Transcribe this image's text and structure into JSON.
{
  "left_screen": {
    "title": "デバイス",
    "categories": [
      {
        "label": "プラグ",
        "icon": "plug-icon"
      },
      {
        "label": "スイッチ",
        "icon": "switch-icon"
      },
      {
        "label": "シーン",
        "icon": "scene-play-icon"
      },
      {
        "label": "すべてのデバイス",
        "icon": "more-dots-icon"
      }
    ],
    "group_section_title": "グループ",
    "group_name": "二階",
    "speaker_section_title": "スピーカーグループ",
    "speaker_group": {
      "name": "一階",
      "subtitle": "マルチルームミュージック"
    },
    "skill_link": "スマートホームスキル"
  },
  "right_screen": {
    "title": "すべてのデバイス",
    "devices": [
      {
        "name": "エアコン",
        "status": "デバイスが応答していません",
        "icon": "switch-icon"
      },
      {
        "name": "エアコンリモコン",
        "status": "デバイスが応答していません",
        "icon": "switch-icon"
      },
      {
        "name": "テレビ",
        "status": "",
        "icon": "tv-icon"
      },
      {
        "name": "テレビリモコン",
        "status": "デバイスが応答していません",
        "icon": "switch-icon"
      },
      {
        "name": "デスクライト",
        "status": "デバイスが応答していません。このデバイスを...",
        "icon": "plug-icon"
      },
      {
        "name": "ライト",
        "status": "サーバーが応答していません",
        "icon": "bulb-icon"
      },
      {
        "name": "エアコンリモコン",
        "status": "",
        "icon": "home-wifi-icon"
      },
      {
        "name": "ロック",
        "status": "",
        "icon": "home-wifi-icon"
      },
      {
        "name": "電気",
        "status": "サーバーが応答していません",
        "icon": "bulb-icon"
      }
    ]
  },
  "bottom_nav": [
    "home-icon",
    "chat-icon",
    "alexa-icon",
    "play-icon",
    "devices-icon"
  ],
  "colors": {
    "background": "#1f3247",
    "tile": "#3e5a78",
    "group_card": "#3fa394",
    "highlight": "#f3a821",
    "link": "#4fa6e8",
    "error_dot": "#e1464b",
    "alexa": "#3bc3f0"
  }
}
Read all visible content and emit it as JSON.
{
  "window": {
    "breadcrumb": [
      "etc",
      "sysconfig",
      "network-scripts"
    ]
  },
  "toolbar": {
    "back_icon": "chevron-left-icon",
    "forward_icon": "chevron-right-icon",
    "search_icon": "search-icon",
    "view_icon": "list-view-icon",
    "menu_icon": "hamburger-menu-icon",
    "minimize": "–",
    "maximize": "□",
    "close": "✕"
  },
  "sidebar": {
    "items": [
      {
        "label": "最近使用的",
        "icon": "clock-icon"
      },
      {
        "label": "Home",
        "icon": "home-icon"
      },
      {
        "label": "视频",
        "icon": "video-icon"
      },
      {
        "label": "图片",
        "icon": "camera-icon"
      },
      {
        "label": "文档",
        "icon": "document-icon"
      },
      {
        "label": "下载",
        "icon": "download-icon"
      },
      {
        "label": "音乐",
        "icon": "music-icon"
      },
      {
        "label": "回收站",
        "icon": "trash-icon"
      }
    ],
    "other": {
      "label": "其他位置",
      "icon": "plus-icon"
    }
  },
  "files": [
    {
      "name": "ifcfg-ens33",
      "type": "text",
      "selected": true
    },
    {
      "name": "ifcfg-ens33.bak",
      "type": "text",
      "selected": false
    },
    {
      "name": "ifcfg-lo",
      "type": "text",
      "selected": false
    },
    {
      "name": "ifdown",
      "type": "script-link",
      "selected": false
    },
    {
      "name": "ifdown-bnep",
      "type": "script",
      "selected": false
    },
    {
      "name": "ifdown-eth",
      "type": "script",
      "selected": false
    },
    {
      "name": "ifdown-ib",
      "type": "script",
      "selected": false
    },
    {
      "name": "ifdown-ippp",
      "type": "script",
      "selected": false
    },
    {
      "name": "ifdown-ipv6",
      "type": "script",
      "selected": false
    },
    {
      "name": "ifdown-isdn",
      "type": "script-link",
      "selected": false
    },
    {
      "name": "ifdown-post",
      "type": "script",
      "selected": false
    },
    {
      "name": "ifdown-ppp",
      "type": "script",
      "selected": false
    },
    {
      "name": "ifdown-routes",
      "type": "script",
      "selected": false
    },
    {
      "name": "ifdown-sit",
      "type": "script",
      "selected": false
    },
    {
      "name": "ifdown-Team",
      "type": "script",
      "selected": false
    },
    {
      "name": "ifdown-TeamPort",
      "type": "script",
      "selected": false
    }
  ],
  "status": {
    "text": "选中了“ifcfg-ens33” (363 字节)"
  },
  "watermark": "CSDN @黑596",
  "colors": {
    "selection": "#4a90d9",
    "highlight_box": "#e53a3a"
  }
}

WRITTEN TASK
Extract the complete listing above, reproducing each line exactly.

RESPONSE TO THE EXERCISE
Transcribe this image's text and structure into JSON.
{
  "left_screen": {
    "title": "デバイス",
    "categories": [
      {
        "label": "プラグ",
        "icon": "plug-icon"
      },
      {
        "label": "スイッチ",
        "icon": "switch-icon"
      },
      {
        "label": "シーン",
        "icon": "scene-play-icon"
      },
      {
        "label": "すべてのデバイス",
        "icon": "more-dots-icon"
      }
    ],
    "group_section_title": "グループ",
    "group_name": "二階",
    "speaker_section_title": "スピーカーグループ",
    "speaker_group": {
      "name": "一階",
      "subtitle": "マルチルームミュージック"
    },
    "skill_link": "スマートホームスキル"
  },
  "right_screen": {
    "title": "すべてのデバイス",
    "devices": [
      {
        "name": "エアコン",
        "status": "デバイスが応答していません",
        "icon": "switch-icon"
      },
      {
        "name": "エアコンリモコン",
        "status": "デバイスが応答していません",
        "icon": "switch-icon"
      },
      {
        "name": "テレビ",
        "status": "",
        "icon": "tv-icon"
      },
      {
        "name": "テレビリモコン",
        "status": "デバイスが応答していません",
        "icon": "switch-icon"
      },
      {
        "name": "デスクライト",
        "status": "デバイスが応答していません。このデバイスを...",
        "icon": "plug-icon"
      },
      {
        "name": "ライト",
        "status": "サーバーが応答していません",
        "icon": "bulb-icon"
      },
      {
        "name": "エアコンリモコン",
        "status": "",
        "icon": "home-wifi-icon"
      },
      {
        "name": "ロック",
        "status": "",
        "icon": "home-wifi-icon"
      },
      {
        "name": "電気",
        "status": "サーバーが応答していません",
        "icon": "bulb-icon"
      }
    ]
  },
  "bottom_nav": [
    "home-icon",
    "chat-icon",
    "alexa-icon",
    "play-icon",
    "devices-icon"
  ],
  "colors": {
    "background": "#1f3247",
    "tile": "#3e5a78",
    "group_card": "#3fa394",
    "highlight": "#f3a821",
    "link": "#4fa6e8",
    "error_dot": "#e1464b",
    "alexa": "#3bc3f0"
  }
}
Read all visible content and emit it as JSON.
{
  "window": {
    "breadcrumb": [
      "etc",
      "sysconfig",
      "network-scripts"
    ]
  },
  "toolbar": {
    "back_icon": "chevron-left-icon",
    "forward_icon": "chevron-right-icon",
    "search_icon": "search-icon",
    "view_icon": "list-view-icon",
    "menu_icon": "hamburger-menu-icon",
    "minimize": "–",
    "maximize": "□",
    "close": "✕"
  },
  "sidebar": {
    "items": [
      {
        "label": "最近使用的",
        "icon": "clock-icon"
      },
      {
        "label": "Home",
        "icon": "home-icon"
      },
      {
        "label": "视频",
        "icon": "video-icon"
      },
      {
        "label": "图片",
        "icon": "camera-icon"
      },
      {
        "label": "文档",
        "icon": "document-icon"
      },
      {
        "label": "下载",
        "icon": "download-icon"
      },
      {
        "label": "音乐",
        "icon": "music-icon"
      },
      {
        "label": "回收站",
        "icon": "trash-icon"
      }
    ],
    "other": {
      "label": "其他位置",
      "icon": "plus-icon"
    }
  },
  "files": [
    {
      "name": "ifcfg-ens33",
      "type": "text",
      "selected": true
    },
    {
      "name": "ifcfg-ens33.bak",
      "type": "text",
      "selected": false
    },
    {
      "name": "ifcfg-lo",
      "type": "text",
      "selected": false
    },
    {
      "name": "ifdown",
      "type": "script-link",
      "selected": false
    },
    {
      "name": "ifdown-bnep",
      "type": "script",
      "selected": false
    },
    {
      "name": "ifdown-eth",
      "type": "script",
      "selected": false
    },
    {
      "name": "ifdown-ib",
      "type": "script",
      "selected": false
    },
    {
      "name": "ifdown-ippp",
      "type": "script",
      "selected": false
    },
    {
      "name": "ifdown-ipv6",
      "type": "script",
      "selected": false
    },
    {
      "name": "ifdown-isdn",
      "type": "script-link",
      "selected": false
    },
    {
      "name": "ifdown-post",
      "type": "script",
      "selected": false
    },
    {
      "name": "ifdown-ppp",
      "type": "script",
      "selected": false
    },
    {
      "name": "ifdown-routes",
      "type": "script",
      "selected": false
    },
    {
      "name": "ifdown-sit",
      "type": "script",
      "selected": false
    },
    {
      "name": "ifdown-Team",
      "type": "script",
      "selected": false
    },
    {
      "name": "ifdown-TeamPort",
      "type": "script",
      "selected": false
    }
  ],
  "status": {
    "text": "选中了“ifcfg-ens33” (363 字节)"
  },
  "watermark": "CSDN @黑596",
  "colors": {
    "selection": "#4a90d9",
    "highlight_box": "#e53a3a"
  }
}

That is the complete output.